═══ PROVIDED INFORMATION

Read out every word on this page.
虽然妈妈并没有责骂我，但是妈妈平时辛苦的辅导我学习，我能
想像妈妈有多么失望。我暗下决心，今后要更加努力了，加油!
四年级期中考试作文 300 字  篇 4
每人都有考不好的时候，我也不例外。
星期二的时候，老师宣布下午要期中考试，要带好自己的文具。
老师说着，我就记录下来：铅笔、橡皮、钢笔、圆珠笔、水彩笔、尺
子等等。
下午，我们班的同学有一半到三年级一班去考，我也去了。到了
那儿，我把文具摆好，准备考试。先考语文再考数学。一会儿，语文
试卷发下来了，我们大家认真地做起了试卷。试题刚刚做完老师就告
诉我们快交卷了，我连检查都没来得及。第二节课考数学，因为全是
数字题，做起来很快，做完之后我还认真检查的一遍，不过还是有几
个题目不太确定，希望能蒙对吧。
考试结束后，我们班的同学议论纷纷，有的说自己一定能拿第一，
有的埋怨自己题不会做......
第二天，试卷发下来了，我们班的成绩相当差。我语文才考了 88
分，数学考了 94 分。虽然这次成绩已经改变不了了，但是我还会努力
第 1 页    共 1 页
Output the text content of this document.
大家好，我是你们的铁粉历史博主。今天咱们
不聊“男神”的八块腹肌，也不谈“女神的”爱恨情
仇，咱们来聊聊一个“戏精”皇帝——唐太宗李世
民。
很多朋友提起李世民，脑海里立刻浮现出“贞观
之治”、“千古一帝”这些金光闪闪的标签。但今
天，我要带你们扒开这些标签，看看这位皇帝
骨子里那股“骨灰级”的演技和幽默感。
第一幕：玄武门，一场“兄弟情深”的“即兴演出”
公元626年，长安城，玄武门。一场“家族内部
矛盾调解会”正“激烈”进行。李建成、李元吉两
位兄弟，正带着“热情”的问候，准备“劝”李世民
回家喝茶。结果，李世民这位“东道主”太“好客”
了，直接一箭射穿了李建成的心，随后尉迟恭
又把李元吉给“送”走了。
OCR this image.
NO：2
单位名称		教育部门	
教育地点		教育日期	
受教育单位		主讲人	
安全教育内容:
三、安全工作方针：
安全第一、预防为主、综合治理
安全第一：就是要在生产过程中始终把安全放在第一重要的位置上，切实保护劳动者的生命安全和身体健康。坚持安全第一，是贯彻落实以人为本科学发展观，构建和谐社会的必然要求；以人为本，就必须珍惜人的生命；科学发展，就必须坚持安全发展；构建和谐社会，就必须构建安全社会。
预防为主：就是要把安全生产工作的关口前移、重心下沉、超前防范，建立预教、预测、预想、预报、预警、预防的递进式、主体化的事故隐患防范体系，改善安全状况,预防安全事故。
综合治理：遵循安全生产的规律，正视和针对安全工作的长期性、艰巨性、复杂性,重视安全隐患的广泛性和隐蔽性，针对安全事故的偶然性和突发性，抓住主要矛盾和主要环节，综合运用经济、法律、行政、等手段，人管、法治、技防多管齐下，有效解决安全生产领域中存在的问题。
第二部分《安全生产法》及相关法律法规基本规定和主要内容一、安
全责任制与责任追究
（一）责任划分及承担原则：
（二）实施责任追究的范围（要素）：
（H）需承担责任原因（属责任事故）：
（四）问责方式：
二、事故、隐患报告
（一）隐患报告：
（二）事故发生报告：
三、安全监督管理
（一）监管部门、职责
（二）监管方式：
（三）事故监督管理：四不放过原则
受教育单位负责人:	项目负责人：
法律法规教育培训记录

══════

▸ CHALLENGE
Write out the whole listing again. Match it word for word.

▸ RESULT FOR THIS EXERCISE
Read out every word on this page.
虽然妈妈并没有责骂我，但是妈妈平时辛苦的辅导我学习，我能
想像妈妈有多么失望。我暗下决心，今后要更加努力了，加油!
四年级期中考试作文 300 字  篇 4
每人都有考不好的时候，我也不例外。
星期二的时候，老师宣布下午要期中考试，要带好自己的文具。
老师说着，我就记录下来：铅笔、橡皮、钢笔、圆珠笔、水彩笔、尺
子等等。
下午，我们班的同学有一半到三年级一班去考，我也去了。到了
那儿，我把文具摆好，准备考试。先考语文再考数学。一会儿，语文
试卷发下来了，我们大家认真地做起了试卷。试题刚刚做完老师就告
诉我们快交卷了，我连检查都没来得及。第二节课考数学，因为全是
数字题，做起来很快，做完之后我还认真检查的一遍，不过还是有几
个题目不太确定，希望能蒙对吧。
考试结束后，我们班的同学议论纷纷，有的说自己一定能拿第一，
有的埋怨自己题不会做......
第二天，试卷发下来了，我们班的成绩相当差。我语文才考了 88
分，数学考了 94 分。虽然这次成绩已经改变不了了，但是我还会努力
第 1 页    共 1 页
Output the text content of this document.
大家好，我是你们的铁粉历史博主。今天咱们
不聊“男神”的八块腹肌，也不谈“女神的”爱恨情
仇，咱们来聊聊一个“戏精”皇帝——唐太宗李世
民。
很多朋友提起李世民，脑海里立刻浮现出“贞观
之治”、“千古一帝”这些金光闪闪的标签。但今
天，我要带你们扒开这些标签，看看这位皇帝
骨子里那股“骨灰级”的演技和幽默感。
第一幕：玄武门，一场“兄弟情深”的“即兴演出”
公元626年，长安城，玄武门。一场“家族内部
矛盾调解会”正“激烈”进行。李建成、李元吉两
位兄弟，正带着“热情”的问候，准备“劝”李世民
回家喝茶。结果，李世民这位“东道主”太“好客”
了，直接一箭射穿了李建成的心，随后尉迟恭
又把李元吉给“送”走了。
OCR this image.
NO：2
单位名称		教育部门	
教育地点		教育日期	
受教育单位		主讲人	
安全教育内容:
三、安全工作方针：
安全第一、预防为主、综合治理
安全第一：就是要在生产过程中始终把安全放在第一重要的位置上，切实保护劳动者的生命安全和身体健康。坚持安全第一，是贯彻落实以人为本科学发展观，构建和谐社会的必然要求；以人为本，就必须珍惜人的生命；科学发展，就必须坚持安全发展；构建和谐社会，就必须构建安全社会。
预防为主：就是要把安全生产工作的关口前移、重心下沉、超前防范，建立预教、预测、预想、预报、预警、预防的递进式、主体化的事故隐患防范体系，改善安全状况,预防安全事故。
综合治理：遵循安全生产的规律，正视和针对安全工作的长期性、艰巨性、复杂性,重视安全隐患的广泛性和隐蔽性，针对安全事故的偶然性和突发性，抓住主要矛盾和主要环节，综合运用经济、法律、行政、等手段，人管、法治、技防多管齐下，有效解决安全生产领域中存在的问题。
第二部分《安全生产法》及相关法律法规基本规定和主要内容一、安
全责任制与责任追究
（一）责任划分及承担原则：
（二）实施责任追究的范围（要素）：
（H）需承担责任原因（属责任事故）：
（四）问责方式：
二、事故、隐患报告
（一）隐患报告：
（二）事故发生报告：
三、安全监督管理
（一）监管部门、职责
（二）监管方式：
（三）事故监督管理：四不放过原则
受教育单位负责人:	项目负责人：
法律法规教育培训记录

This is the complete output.